▸ **Short exercise**:
Copy every line with the string "title" in it.
====== Listed records
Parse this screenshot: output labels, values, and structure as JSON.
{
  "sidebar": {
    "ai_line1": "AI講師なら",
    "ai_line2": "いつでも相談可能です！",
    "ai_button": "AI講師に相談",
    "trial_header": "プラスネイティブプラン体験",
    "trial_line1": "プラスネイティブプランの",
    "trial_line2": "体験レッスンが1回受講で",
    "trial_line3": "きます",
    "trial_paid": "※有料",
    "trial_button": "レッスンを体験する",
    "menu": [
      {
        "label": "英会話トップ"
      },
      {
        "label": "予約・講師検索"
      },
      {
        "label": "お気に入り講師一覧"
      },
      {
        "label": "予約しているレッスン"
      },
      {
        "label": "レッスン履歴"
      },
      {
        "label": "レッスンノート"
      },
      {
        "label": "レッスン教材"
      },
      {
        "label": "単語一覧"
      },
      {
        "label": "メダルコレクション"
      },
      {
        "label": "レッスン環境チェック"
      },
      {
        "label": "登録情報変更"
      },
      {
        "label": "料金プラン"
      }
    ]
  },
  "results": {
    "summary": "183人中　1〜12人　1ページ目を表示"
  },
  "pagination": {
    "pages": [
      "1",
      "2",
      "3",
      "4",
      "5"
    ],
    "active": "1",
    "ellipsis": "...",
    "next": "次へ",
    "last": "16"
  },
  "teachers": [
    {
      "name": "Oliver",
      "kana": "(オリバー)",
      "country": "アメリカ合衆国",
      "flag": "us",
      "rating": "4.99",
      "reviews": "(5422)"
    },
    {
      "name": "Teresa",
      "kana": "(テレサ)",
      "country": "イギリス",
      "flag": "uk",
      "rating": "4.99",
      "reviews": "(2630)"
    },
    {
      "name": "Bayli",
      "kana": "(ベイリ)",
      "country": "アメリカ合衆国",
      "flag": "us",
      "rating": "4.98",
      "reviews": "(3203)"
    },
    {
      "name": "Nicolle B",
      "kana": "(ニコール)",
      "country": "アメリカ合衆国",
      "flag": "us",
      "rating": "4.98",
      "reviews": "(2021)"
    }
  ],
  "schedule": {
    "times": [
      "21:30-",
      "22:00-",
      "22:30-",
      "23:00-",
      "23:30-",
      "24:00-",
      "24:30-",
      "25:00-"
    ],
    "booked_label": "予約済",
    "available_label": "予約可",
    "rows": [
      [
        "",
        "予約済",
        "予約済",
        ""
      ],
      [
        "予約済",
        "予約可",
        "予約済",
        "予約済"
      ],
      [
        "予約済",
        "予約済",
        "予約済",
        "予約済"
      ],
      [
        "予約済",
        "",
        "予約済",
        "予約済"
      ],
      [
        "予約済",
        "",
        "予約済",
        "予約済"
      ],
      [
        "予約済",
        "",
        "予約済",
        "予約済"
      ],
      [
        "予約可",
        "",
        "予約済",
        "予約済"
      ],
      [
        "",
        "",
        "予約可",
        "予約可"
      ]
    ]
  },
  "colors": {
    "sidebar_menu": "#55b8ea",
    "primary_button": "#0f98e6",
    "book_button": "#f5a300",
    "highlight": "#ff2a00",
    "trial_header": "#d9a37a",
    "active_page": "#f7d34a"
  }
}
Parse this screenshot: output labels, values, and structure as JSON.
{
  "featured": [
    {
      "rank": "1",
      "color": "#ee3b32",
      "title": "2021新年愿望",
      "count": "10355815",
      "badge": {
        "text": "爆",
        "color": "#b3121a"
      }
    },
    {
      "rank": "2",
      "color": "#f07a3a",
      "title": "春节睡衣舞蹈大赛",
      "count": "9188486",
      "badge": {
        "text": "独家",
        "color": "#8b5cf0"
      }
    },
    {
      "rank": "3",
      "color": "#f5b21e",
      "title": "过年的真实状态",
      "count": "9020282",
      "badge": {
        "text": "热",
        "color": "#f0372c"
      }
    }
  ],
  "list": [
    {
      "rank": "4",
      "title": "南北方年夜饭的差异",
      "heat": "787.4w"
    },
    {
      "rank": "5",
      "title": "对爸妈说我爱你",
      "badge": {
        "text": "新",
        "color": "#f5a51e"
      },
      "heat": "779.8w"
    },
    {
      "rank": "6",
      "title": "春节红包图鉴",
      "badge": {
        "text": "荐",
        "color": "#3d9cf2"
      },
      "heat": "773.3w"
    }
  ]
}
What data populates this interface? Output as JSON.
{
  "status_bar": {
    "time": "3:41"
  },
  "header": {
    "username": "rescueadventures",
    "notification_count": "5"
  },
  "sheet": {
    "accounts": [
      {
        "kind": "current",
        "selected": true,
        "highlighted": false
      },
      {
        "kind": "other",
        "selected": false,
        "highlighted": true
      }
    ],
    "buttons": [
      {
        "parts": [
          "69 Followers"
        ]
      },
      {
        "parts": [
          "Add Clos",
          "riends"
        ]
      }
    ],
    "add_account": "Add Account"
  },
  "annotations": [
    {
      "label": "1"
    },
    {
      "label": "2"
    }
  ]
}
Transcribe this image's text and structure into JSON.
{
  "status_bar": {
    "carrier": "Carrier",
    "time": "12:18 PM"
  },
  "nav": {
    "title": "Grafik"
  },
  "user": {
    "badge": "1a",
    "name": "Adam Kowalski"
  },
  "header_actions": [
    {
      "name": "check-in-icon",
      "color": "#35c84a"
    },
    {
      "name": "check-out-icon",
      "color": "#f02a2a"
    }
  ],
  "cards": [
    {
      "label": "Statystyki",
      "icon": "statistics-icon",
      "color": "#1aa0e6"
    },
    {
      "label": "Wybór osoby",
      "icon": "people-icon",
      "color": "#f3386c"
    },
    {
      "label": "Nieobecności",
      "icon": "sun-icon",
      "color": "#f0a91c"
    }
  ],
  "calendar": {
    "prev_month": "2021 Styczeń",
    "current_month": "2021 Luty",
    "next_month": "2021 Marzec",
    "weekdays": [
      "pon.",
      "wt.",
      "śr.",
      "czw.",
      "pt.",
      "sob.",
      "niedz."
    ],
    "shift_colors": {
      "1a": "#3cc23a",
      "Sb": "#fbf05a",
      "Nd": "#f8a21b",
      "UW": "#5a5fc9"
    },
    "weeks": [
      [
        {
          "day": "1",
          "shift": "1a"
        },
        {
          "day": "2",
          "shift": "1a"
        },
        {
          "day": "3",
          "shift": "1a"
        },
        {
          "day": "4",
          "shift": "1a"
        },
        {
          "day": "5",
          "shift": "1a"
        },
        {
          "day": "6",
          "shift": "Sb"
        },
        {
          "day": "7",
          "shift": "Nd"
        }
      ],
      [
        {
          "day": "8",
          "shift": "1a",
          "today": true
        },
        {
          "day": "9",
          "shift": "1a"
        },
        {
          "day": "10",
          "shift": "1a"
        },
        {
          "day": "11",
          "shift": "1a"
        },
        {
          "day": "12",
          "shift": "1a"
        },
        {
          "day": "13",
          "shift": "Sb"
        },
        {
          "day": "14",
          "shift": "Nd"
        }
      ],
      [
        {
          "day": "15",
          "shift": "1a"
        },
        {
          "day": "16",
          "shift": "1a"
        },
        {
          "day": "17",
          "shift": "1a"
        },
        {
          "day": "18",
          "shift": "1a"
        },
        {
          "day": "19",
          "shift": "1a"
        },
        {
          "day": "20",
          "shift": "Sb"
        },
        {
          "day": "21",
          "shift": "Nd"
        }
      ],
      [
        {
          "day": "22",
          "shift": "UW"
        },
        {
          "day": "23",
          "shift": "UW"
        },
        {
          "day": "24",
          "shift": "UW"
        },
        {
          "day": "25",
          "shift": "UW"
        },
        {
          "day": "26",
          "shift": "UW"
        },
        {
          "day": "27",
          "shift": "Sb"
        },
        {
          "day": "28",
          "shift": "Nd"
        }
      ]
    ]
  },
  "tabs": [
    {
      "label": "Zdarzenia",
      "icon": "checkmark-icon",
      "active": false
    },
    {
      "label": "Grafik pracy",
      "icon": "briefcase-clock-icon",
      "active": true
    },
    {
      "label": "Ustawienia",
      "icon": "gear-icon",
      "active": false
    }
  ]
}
============
▸ **Task output**:
      "title": "2021新年愿望",
      "title": "春节睡衣舞蹈大赛",
      "title": "过年的真实状态",
      "title": "南北方年夜饭的差异",
      "title": "对爸妈说我爱你",
      "title": "春节红包图鉴",
    "title": "Grafik"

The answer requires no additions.